=== TASK OBJECTIVE ===
Output the full material exactly as it appears here.
###
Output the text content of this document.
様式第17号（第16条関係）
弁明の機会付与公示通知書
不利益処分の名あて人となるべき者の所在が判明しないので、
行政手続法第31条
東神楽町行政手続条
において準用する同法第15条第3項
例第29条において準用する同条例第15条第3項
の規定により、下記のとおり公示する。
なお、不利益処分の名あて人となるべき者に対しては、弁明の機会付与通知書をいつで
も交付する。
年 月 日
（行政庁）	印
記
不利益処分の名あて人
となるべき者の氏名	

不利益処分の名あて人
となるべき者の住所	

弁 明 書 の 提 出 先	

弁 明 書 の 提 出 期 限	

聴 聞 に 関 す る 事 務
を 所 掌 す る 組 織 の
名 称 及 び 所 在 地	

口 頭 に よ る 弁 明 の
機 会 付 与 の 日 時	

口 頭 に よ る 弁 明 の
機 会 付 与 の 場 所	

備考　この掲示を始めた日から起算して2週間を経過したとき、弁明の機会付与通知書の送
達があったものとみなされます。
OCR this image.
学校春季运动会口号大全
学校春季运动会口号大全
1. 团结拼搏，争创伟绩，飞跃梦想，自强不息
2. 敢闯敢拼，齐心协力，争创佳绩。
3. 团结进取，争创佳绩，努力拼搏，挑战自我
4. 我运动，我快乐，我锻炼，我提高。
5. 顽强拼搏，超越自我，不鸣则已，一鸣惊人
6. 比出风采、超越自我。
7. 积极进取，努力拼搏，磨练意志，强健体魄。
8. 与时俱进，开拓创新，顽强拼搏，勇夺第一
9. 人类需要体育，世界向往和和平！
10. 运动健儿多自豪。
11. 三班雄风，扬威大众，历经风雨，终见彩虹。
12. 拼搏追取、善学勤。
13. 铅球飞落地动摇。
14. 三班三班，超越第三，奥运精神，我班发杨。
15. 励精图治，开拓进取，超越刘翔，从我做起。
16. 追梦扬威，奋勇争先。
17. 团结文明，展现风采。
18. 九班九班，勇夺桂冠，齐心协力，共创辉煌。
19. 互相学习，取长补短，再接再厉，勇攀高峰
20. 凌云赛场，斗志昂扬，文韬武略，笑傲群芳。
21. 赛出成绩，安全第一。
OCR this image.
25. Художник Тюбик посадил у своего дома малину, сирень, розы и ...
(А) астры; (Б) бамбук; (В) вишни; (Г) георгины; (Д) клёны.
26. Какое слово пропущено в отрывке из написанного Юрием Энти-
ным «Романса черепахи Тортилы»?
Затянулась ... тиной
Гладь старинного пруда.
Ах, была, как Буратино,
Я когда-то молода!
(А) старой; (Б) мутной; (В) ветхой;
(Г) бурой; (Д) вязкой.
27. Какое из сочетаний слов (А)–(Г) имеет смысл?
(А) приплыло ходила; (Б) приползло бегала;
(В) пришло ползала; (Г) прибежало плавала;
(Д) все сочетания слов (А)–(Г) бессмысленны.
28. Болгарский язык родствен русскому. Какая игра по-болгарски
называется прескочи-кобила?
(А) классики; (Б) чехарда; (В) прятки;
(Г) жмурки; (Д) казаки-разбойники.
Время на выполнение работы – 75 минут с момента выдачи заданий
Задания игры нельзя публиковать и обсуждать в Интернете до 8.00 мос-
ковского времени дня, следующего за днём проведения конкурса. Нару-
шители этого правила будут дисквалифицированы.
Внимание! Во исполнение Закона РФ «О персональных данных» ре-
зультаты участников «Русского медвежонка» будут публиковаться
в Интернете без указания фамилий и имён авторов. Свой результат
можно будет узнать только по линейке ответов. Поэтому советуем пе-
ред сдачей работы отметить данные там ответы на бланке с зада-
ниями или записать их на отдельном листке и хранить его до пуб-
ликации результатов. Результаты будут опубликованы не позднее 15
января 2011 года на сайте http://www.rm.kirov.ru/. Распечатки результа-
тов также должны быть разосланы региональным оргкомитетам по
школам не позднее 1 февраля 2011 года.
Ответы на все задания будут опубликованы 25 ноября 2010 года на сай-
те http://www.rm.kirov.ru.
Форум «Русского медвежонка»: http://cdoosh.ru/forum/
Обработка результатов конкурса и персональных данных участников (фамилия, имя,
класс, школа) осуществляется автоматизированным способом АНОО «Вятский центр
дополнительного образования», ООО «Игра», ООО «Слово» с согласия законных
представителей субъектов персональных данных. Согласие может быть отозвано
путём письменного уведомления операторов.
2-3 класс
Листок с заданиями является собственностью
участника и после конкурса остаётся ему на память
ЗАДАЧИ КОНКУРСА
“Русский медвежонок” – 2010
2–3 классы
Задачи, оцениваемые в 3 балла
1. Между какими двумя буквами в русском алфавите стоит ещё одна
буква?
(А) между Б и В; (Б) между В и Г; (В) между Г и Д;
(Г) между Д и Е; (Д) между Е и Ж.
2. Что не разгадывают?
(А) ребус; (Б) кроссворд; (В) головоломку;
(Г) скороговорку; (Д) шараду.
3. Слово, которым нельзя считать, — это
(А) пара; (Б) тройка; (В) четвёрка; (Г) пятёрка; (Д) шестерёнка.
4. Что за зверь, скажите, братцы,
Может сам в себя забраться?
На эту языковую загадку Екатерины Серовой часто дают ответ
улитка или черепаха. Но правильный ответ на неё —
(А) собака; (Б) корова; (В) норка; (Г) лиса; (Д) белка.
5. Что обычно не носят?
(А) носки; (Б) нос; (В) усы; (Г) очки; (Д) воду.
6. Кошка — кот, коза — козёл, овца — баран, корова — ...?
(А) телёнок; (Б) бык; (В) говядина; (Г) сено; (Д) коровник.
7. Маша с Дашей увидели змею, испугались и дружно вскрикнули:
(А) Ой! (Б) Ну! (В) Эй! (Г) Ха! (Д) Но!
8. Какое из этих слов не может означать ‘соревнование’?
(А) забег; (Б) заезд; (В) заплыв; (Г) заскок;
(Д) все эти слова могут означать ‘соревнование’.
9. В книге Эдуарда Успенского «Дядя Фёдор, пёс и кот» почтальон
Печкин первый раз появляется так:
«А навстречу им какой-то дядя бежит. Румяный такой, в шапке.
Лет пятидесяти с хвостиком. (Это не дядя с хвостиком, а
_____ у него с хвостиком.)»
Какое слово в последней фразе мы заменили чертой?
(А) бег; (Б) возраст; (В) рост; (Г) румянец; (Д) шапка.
###
=== SOLUTION FOR THIS EXERCISE ===
Output the text content of this document.
様式第17号（第16条関係）
弁明の機会付与公示通知書
不利益処分の名あて人となるべき者の所在が判明しないので、
行政手続法第31条
東神楽町行政手続条
において準用する同法第15条第3項
例第29条において準用する同条例第15条第3項
の規定により、下記のとおり公示する。
なお、不利益処分の名あて人となるべき者に対しては、弁明の機会付与通知書をいつで
も交付する。
年 月 日
（行政庁）	印
記
不利益処分の名あて人
となるべき者の氏名	

不利益処分の名あて人
となるべき者の住所	

弁 明 書 の 提 出 先	

弁 明 書 の 提 出 期 限	

聴 聞 に 関 す る 事 務
を 所 掌 す る 組 織 の
名 称 及 び 所 在 地	

口 頭 に よ る 弁 明 の
機 会 付 与 の 日 時	

口 頭 に よ る 弁 明 の
機 会 付 与 の 場 所	

備考　この掲示を始めた日から起算して2週間を経過したとき、弁明の機会付与通知書の送
達があったものとみなされます。
OCR this image.
学校春季运动会口号大全
学校春季运动会口号大全
1. 团结拼搏，争创伟绩，飞跃梦想，自强不息
2. 敢闯敢拼，齐心协力，争创佳绩。
3. 团结进取，争创佳绩，努力拼搏，挑战自我
4. 我运动，我快乐，我锻炼，我提高。
5. 顽强拼搏，超越自我，不鸣则已，一鸣惊人
6. 比出风采、超越自我。
7. 积极进取，努力拼搏，磨练意志，强健体魄。
8. 与时俱进，开拓创新，顽强拼搏，勇夺第一
9. 人类需要体育，世界向往和和平！
10. 运动健儿多自豪。
11. 三班雄风，扬威大众，历经风雨，终见彩虹。
12. 拼搏追取、善学勤。
13. 铅球飞落地动摇。
14. 三班三班，超越第三，奥运精神，我班发杨。
15. 励精图治，开拓进取，超越刘翔，从我做起。
16. 追梦扬威，奋勇争先。
17. 团结文明，展现风采。
18. 九班九班，勇夺桂冠，齐心协力，共创辉煌。
19. 互相学习，取长补短，再接再厉，勇攀高峰
20. 凌云赛场，斗志昂扬，文韬武略，笑傲群芳。
21. 赛出成绩，安全第一。
OCR this image.
25. Художник Тюбик посадил у своего дома малину, сирень, розы и ...
(А) астры; (Б) бамбук; (В) вишни; (Г) георгины; (Д) клёны.
26. Какое слово пропущено в отрывке из написанного Юрием Энти-
ным «Романса черепахи Тортилы»?
Затянулась ... тиной
Гладь старинного пруда.
Ах, была, как Буратино,
Я когда-то молода!
(А) старой; (Б) мутной; (В) ветхой;
(Г) бурой; (Д) вязкой.
27. Какое из сочетаний слов (А)–(Г) имеет смысл?
(А) приплыло ходила; (Б) приползло бегала;
(В) пришло ползала; (Г) прибежало плавала;
(Д) все сочетания слов (А)–(Г) бессмысленны.
28. Болгарский язык родствен русскому. Какая игра по-болгарски
называется прескочи-кобила?
(А) классики; (Б) чехарда; (В) прятки;
(Г) жмурки; (Д) казаки-разбойники.
Время на выполнение работы – 75 минут с момента выдачи заданий
Задания игры нельзя публиковать и обсуждать в Интернете до 8.00 мос-
ковского времени дня, следующего за днём проведения конкурса. Нару-
шители этого правила будут дисквалифицированы.
Внимание! Во исполнение Закона РФ «О персональных данных» ре-
зультаты участников «Русского медвежонка» будут публиковаться
в Интернете без указания фамилий и имён авторов. Свой результат
можно будет узнать только по линейке ответов. Поэтому советуем пе-
ред сдачей работы отметить данные там ответы на бланке с зада-
ниями или записать их на отдельном листке и хранить его до пуб-
ликации результатов. Результаты будут опубликованы не позднее 15
января 2011 года на сайте http://www.rm.kirov.ru/. Распечатки результа-
тов также должны быть разосланы региональным оргкомитетам по
школам не позднее 1 февраля 2011 года.
Ответы на все задания будут опубликованы 25 ноября 2010 года на сай-
те http://www.rm.kirov.ru.
Форум «Русского медвежонка»: http://cdoosh.ru/forum/
Обработка результатов конкурса и персональных данных участников (фамилия, имя,
класс, школа) осуществляется автоматизированным способом АНОО «Вятский центр
дополнительного образования», ООО «Игра», ООО «Слово» с согласия законных
представителей субъектов персональных данных. Согласие может быть отозвано
путём письменного уведомления операторов.
2-3 класс
Листок с заданиями является собственностью
участника и после конкурса остаётся ему на память
ЗАДАЧИ КОНКУРСА
“Русский медвежонок” – 2010
2–3 классы
Задачи, оцениваемые в 3 балла
1. Между какими двумя буквами в русском алфавите стоит ещё одна
буква?
(А) между Б и В; (Б) между В и Г; (В) между Г и Д;
(Г) между Д и Е; (Д) между Е и Ж.
2. Что не разгадывают?
(А) ребус; (Б) кроссворд; (В) головоломку;
(Г) скороговорку; (Д) шараду.
3. Слово, которым нельзя считать, — это
(А) пара; (Б) тройка; (В) четвёрка; (Г) пятёрка; (Д) шестерёнка.
4. Что за зверь, скажите, братцы,
Может сам в себя забраться?
На эту языковую загадку Екатерины Серовой часто дают ответ
улитка или черепаха. Но правильный ответ на неё —
(А) собака; (Б) корова; (В) норка; (Г) лиса; (Д) белка.
5. Что обычно не носят?
(А) носки; (Б) нос; (В) усы; (Г) очки; (Д) воду.
6. Кошка — кот, коза — козёл, овца — баран, корова — ...?
(А) телёнок; (Б) бык; (В) говядина; (Г) сено; (Д) коровник.
7. Маша с Дашей увидели змею, испугались и дружно вскрикнули:
(А) Ой! (Б) Ну! (В) Эй! (Г) Ха! (Д) Но!
8. Какое из этих слов не может означать ‘соревнование’?
(А) забег; (Б) заезд; (В) заплыв; (Г) заскок;
(Д) все эти слова могут означать ‘соревнование’.
9. В книге Эдуарда Успенского «Дядя Фёдор, пёс и кот» почтальон
Печкин первый раз появляется так:
«А навстречу им какой-то дядя бежит. Румяный такой, в шапке.
Лет пятидесяти с хвостиком. (Это не дядя с хвостиком, а
_____ у него с хвостиком.)»
Какое слово в последней фразе мы заменили чертой?
(А) бег; (Б) возраст; (В) рост; (Г) румянец; (Д) шапка.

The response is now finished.